BEGIN INFORMATION SUPPLIED

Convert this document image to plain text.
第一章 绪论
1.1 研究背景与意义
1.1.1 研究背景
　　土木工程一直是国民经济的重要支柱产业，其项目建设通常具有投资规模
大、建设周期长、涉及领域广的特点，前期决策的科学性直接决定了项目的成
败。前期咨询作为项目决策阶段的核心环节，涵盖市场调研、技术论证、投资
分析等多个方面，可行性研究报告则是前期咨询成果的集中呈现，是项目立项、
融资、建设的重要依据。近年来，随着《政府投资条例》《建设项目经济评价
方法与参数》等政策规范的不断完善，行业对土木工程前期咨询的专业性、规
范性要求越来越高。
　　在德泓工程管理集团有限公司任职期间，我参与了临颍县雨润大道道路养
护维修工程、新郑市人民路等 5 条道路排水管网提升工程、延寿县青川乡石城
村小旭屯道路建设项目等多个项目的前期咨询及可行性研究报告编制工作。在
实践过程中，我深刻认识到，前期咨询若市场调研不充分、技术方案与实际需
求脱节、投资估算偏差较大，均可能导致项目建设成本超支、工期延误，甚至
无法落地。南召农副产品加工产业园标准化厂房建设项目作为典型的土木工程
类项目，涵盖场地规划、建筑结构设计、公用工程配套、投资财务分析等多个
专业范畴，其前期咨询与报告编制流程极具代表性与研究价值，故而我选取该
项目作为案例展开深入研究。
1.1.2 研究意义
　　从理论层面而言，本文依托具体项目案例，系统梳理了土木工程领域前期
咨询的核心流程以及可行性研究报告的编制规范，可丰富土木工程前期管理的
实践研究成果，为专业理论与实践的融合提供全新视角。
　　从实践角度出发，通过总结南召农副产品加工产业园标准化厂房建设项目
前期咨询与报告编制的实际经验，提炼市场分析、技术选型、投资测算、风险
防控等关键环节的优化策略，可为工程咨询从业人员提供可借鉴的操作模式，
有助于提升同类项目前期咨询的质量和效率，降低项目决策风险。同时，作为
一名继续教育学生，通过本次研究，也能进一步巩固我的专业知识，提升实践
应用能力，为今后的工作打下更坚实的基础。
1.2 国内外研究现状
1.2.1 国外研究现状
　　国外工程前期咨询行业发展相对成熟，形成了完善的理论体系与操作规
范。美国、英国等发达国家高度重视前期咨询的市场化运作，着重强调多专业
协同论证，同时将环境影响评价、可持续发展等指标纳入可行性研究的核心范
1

END INFORMATION SUPPLIED

| GIVEN PROBLEM |
Please repeat the material above, word for word and in full.

| RESULT OF THIS TASK |
Convert this document image to plain text.
第一章 绪论
1.1 研究背景与意义
1.1.1 研究背景
　　土木工程一直是国民经济的重要支柱产业，其项目建设通常具有投资规模
大、建设周期长、涉及领域广的特点，前期决策的科学性直接决定了项目的成
败。前期咨询作为项目决策阶段的核心环节，涵盖市场调研、技术论证、投资
分析等多个方面，可行性研究报告则是前期咨询成果的集中呈现，是项目立项、
融资、建设的重要依据。近年来，随着《政府投资条例》《建设项目经济评价
方法与参数》等政策规范的不断完善，行业对土木工程前期咨询的专业性、规
范性要求越来越高。
　　在德泓工程管理集团有限公司任职期间，我参与了临颍县雨润大道道路养
护维修工程、新郑市人民路等 5 条道路排水管网提升工程、延寿县青川乡石城
村小旭屯道路建设项目等多个项目的前期咨询及可行性研究报告编制工作。在
实践过程中，我深刻认识到，前期咨询若市场调研不充分、技术方案与实际需
求脱节、投资估算偏差较大，均可能导致项目建设成本超支、工期延误，甚至
无法落地。南召农副产品加工产业园标准化厂房建设项目作为典型的土木工程
类项目，涵盖场地规划、建筑结构设计、公用工程配套、投资财务分析等多个
专业范畴，其前期咨询与报告编制流程极具代表性与研究价值，故而我选取该
项目作为案例展开深入研究。
1.1.2 研究意义
　　从理论层面而言，本文依托具体项目案例，系统梳理了土木工程领域前期
咨询的核心流程以及可行性研究报告的编制规范，可丰富土木工程前期管理的
实践研究成果，为专业理论与实践的融合提供全新视角。
　　从实践角度出发，通过总结南召农副产品加工产业园标准化厂房建设项目
前期咨询与报告编制的实际经验，提炼市场分析、技术选型、投资测算、风险
防控等关键环节的优化策略，可为工程咨询从业人员提供可借鉴的操作模式，
有助于提升同类项目前期咨询的质量和效率，降低项目决策风险。同时，作为
一名继续教育学生，通过本次研究，也能进一步巩固我的专业知识，提升实践
应用能力，为今后的工作打下更坚实的基础。
1.2 国内外研究现状
1.2.1 国外研究现状
　　国外工程前期咨询行业发展相对成熟，形成了完善的理论体系与操作规
范。美国、英国等发达国家高度重视前期咨询的市场化运作，着重强调多专业
协同论证，同时将环境影响评价、可持续发展等指标纳入可行性研究的核心范
1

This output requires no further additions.